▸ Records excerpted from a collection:
--------------------------------
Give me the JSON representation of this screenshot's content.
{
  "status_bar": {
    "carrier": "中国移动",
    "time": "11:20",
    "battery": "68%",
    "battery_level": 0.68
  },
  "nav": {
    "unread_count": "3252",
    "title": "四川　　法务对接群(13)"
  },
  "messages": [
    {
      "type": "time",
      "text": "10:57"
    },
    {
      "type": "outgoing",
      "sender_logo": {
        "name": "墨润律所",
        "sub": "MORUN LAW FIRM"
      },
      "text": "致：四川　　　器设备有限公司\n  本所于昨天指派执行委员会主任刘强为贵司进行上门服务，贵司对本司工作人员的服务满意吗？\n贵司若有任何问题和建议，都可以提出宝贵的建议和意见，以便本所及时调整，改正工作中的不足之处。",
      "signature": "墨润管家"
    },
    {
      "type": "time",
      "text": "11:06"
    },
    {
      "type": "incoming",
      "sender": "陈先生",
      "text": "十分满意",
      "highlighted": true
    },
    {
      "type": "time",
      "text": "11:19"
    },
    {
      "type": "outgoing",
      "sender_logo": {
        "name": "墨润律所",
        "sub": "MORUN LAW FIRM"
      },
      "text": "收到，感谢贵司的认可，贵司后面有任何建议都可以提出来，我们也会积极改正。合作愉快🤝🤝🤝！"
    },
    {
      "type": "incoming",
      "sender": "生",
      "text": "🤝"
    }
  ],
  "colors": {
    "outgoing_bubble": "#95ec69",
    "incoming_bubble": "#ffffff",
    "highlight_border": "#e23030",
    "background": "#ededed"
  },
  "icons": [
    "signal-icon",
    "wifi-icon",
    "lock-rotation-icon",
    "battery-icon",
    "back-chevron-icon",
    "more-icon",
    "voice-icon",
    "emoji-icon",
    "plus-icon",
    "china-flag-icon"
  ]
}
--------------------------------
▸ Written exercise: Identify and extract each line of the listing that contains "text".

▸ Complete response:
      "text": "10:57"
      "text": "致：四川　　　器设备有限公司\n  本所于昨天指派执行委员会主任刘强为贵司进行上门服务，贵司对本司工作人员的服务满意吗？\n贵司若有任何问题和建议，都可以提出宝贵的建议和意见，以便本所及时调整，改正工作中的不足之处。",
      "text": "11:06"
      "text": "十分满意",
      "text": "11:19"
      "text": "收到，感谢贵司的认可，贵司后面有任何建议都可以提出来，我们也会积极改正。合作愉快🤝🤝🤝！"
      "text": "🤝"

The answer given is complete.